• _OBJECTIVE_: Looking at the listing beneath, work out how many lines hold "effect" and report only that figure.

╭─ INPUT FOR THIS TASK

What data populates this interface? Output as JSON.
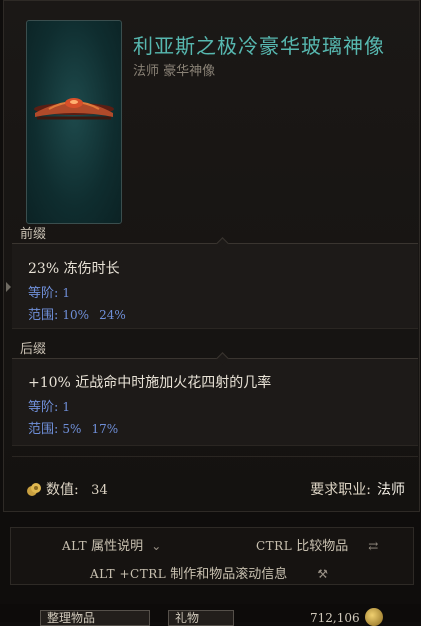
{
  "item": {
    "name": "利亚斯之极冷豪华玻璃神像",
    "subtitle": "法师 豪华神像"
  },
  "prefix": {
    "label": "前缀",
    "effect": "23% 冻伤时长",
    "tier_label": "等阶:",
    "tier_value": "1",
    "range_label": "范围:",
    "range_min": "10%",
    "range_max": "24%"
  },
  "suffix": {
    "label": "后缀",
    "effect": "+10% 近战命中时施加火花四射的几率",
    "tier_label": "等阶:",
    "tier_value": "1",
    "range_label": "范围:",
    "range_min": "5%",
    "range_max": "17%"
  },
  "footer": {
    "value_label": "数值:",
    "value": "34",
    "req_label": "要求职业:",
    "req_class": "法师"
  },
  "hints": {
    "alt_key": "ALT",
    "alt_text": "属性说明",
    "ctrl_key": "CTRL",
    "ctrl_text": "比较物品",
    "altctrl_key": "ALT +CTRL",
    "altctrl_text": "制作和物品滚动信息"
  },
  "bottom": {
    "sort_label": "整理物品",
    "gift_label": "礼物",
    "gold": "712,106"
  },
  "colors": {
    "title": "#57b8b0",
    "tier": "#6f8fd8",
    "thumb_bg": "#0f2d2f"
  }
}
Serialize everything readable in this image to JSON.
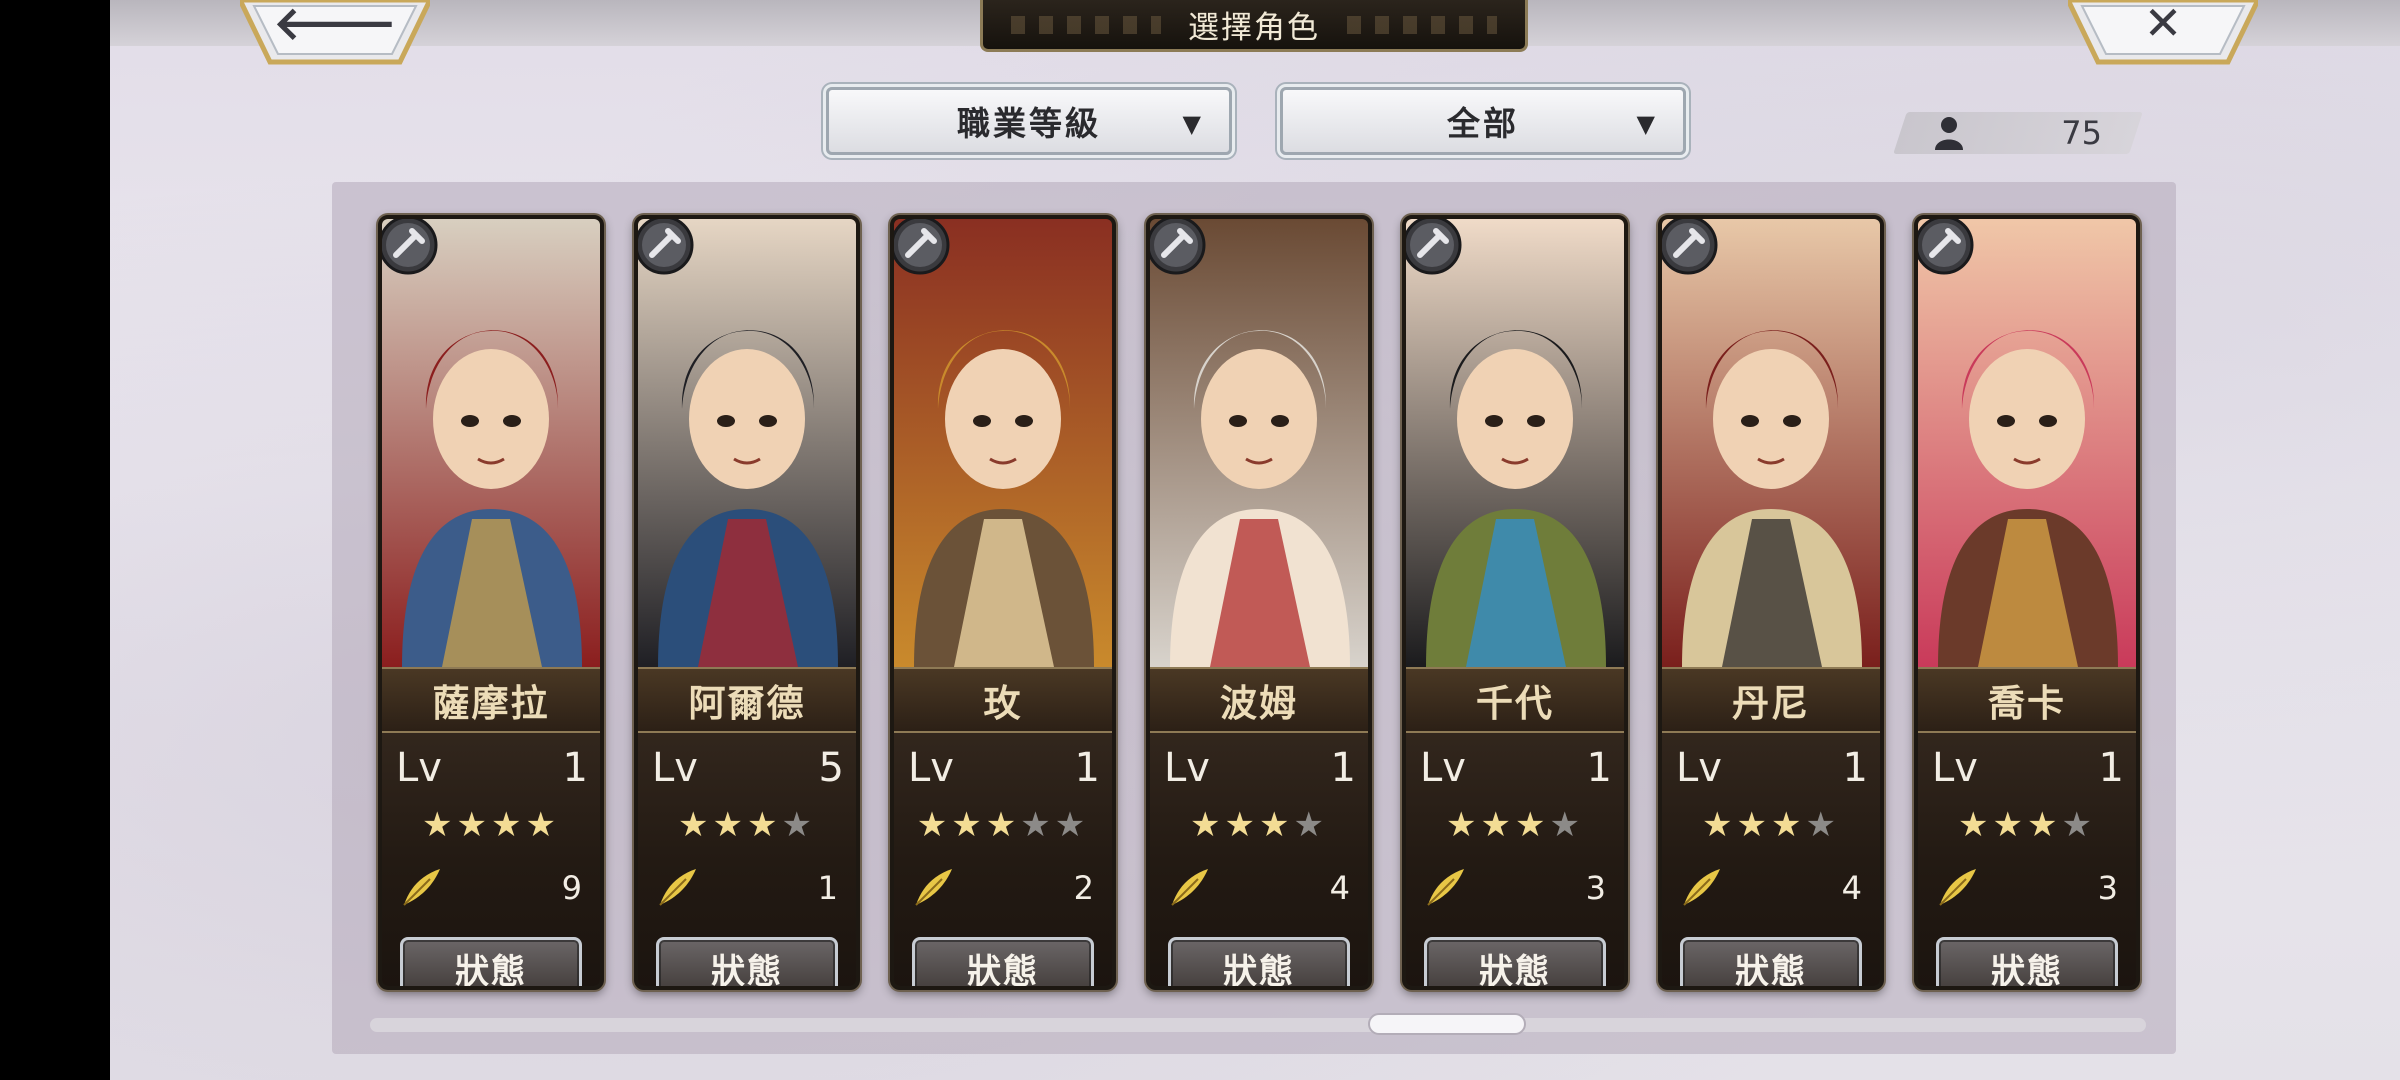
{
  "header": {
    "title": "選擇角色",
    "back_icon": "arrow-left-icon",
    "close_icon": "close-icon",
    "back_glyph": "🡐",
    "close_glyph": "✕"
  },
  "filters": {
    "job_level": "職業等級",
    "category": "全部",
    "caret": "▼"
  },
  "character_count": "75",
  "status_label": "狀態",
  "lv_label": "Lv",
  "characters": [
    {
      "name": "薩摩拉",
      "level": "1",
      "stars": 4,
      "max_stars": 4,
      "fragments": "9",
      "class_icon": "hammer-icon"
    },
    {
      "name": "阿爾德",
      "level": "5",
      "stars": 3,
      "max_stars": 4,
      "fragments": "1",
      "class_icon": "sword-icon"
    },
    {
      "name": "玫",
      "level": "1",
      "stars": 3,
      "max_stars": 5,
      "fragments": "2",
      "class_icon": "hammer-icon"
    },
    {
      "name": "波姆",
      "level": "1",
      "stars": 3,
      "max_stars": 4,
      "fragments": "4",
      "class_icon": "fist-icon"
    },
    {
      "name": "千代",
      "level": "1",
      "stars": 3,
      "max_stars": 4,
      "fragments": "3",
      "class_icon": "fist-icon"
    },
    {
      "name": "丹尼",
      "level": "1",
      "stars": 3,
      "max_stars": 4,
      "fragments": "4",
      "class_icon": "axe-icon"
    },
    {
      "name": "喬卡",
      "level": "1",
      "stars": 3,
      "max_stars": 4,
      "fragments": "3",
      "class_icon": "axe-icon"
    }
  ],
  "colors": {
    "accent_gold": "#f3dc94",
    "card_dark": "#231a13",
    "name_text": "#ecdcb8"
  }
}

╰─
╭─ INPUT FOR THIS TASK

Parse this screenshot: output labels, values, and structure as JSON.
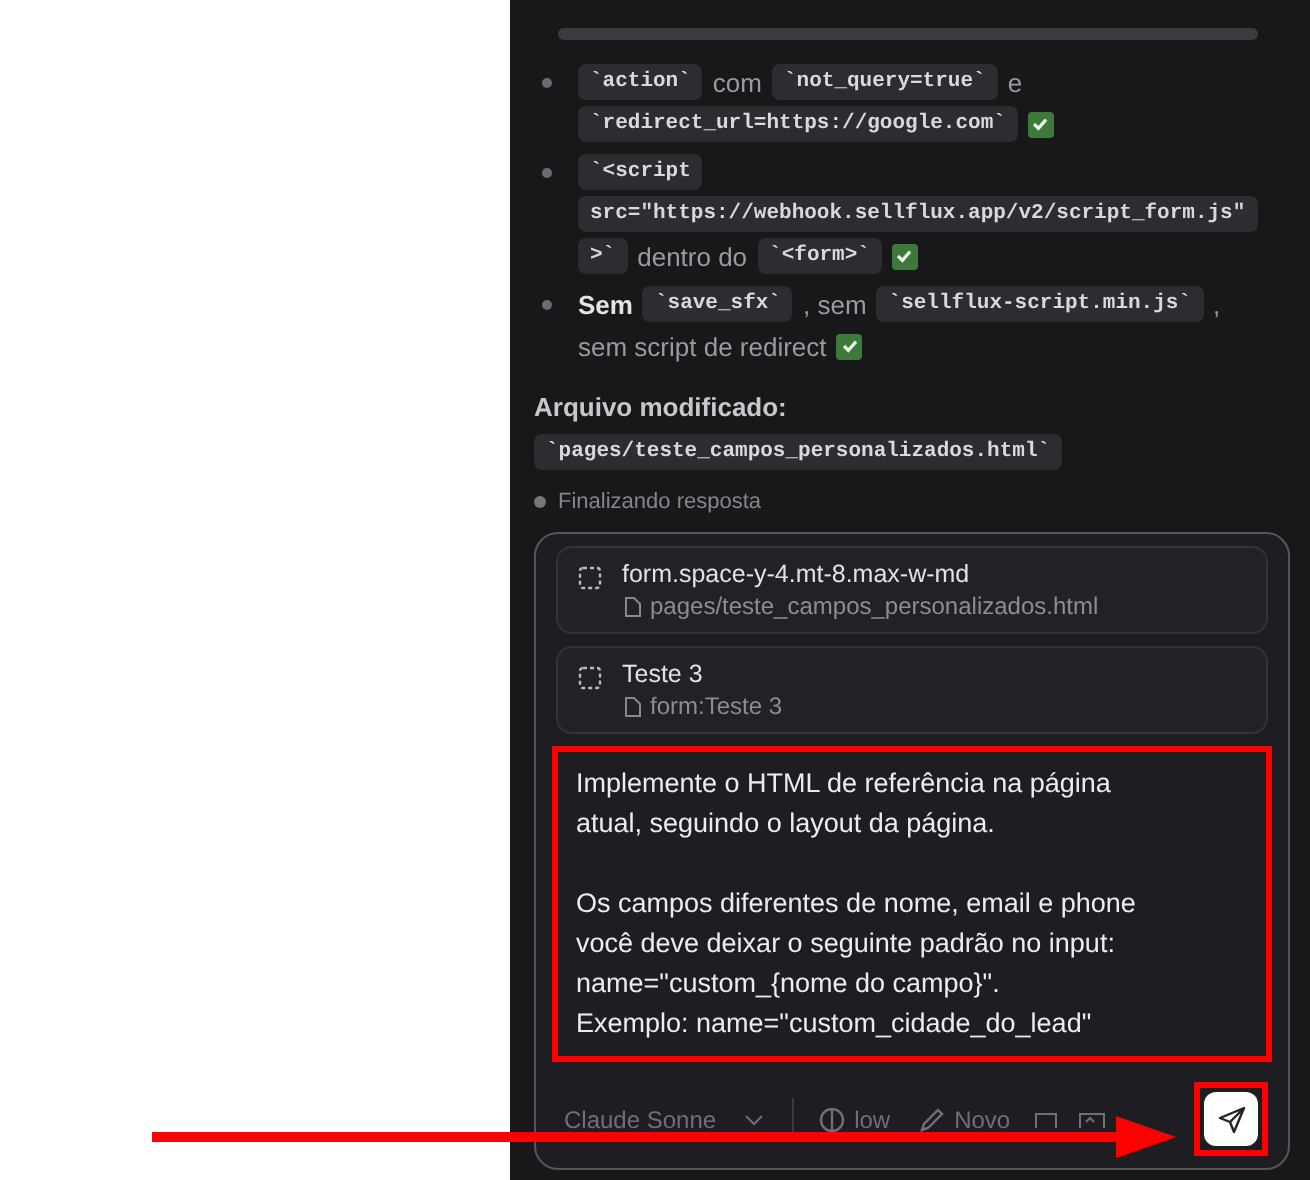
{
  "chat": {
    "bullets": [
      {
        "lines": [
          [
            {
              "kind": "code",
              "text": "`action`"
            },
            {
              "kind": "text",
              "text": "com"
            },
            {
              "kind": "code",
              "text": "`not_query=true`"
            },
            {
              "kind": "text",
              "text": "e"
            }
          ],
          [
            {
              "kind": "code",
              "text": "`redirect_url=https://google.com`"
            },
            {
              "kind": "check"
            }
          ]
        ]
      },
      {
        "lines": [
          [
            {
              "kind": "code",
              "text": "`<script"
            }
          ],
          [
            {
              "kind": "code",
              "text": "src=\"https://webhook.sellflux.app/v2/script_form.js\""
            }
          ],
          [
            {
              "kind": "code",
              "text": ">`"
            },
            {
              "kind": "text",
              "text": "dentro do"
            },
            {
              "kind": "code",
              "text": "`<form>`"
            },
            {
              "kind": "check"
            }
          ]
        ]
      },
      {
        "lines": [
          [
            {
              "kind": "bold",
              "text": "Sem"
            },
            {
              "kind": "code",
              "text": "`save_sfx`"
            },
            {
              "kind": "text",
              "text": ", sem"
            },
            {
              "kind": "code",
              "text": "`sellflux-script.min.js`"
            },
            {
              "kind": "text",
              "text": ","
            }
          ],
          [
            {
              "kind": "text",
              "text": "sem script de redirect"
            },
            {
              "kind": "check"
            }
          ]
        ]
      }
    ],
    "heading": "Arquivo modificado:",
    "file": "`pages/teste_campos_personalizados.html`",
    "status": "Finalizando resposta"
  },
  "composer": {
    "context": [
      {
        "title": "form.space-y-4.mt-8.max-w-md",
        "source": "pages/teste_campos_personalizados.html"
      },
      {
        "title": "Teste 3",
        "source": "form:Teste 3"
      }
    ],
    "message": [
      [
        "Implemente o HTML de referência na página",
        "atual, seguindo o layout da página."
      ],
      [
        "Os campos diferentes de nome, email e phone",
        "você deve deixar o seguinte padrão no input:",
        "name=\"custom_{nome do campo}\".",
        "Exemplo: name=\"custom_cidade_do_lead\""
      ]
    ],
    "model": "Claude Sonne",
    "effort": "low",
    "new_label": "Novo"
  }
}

╰─
╭─ INPUT FOR THIS TASK

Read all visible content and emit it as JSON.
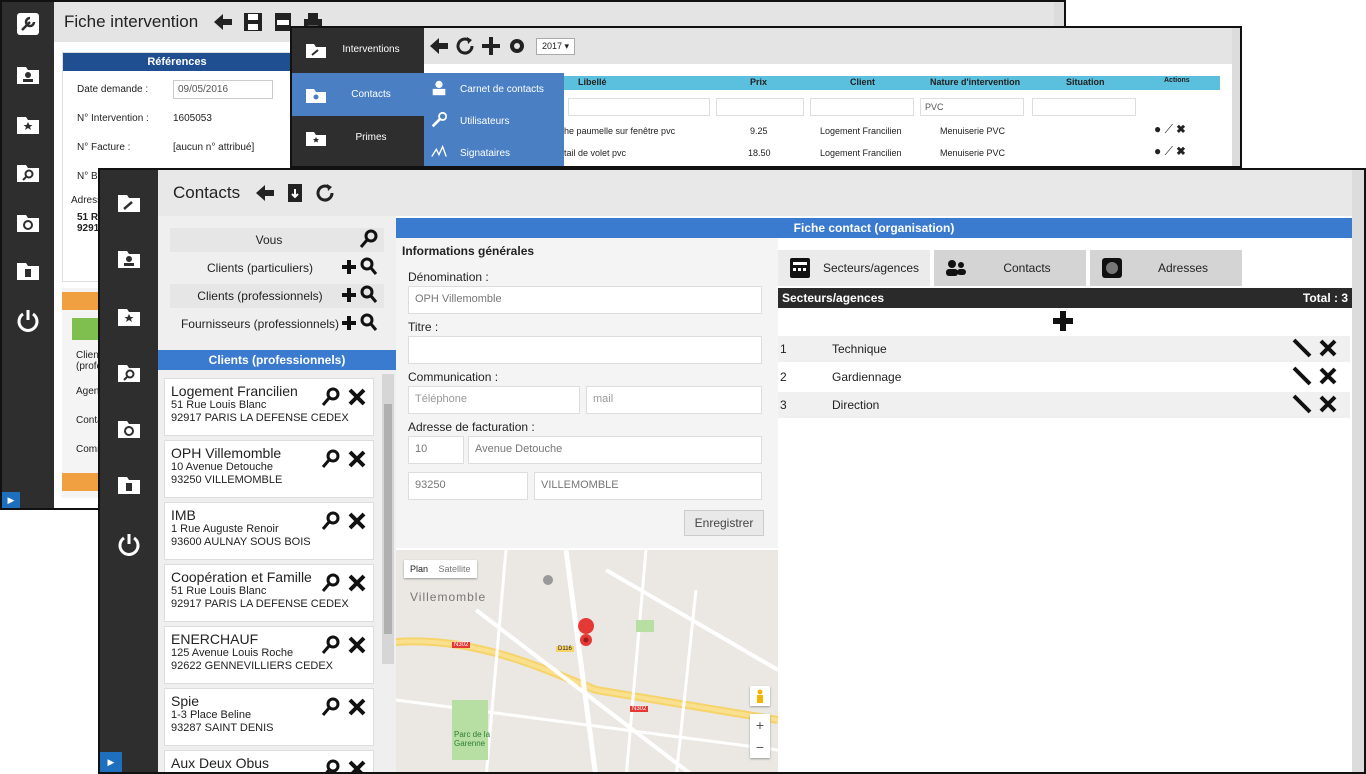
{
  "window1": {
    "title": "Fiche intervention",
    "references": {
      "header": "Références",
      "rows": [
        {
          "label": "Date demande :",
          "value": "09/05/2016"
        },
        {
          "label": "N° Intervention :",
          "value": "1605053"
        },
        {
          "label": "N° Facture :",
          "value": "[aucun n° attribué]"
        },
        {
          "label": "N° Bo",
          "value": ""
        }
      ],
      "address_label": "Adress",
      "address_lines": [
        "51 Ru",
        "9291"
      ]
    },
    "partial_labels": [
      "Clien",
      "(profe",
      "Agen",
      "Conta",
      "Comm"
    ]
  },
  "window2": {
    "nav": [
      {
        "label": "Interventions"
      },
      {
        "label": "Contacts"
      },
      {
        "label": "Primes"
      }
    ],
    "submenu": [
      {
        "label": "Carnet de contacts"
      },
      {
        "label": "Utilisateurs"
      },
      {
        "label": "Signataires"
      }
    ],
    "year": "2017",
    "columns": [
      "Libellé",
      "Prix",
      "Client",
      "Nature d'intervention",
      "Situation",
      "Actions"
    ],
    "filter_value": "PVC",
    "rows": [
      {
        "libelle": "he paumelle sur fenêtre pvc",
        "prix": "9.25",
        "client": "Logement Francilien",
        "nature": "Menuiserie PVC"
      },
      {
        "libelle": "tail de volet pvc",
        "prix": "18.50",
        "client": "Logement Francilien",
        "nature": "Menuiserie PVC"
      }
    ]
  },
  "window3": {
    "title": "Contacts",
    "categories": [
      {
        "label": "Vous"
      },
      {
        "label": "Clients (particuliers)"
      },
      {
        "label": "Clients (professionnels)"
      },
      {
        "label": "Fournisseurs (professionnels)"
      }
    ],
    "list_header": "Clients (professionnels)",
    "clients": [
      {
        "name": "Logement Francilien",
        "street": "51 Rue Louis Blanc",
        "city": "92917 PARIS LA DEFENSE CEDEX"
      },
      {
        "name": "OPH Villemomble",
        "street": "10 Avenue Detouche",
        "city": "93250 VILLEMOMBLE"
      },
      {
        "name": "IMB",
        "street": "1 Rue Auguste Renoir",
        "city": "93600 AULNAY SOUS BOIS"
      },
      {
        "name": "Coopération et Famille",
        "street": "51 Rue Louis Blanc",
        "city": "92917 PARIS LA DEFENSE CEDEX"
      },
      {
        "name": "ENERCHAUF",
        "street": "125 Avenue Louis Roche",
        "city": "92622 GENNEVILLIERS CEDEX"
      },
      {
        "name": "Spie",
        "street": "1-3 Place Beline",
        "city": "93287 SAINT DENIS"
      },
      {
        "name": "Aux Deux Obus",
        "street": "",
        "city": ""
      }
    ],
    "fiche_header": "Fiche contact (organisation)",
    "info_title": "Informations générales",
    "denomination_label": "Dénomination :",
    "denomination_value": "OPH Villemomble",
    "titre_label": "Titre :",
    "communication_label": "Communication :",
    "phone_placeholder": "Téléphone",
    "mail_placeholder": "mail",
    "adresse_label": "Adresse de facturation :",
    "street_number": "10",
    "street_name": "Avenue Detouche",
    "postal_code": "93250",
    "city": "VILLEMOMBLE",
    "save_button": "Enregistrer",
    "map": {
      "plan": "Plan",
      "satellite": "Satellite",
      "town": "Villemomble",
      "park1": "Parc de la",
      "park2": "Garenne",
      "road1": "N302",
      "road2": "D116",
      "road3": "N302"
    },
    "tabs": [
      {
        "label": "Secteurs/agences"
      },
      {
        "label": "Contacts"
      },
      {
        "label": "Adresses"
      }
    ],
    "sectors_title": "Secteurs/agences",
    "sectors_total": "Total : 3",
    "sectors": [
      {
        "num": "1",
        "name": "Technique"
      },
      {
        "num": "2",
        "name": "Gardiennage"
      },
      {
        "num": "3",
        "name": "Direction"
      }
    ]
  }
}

╰─

• _SOLUTION FOR THIS TASK_: 2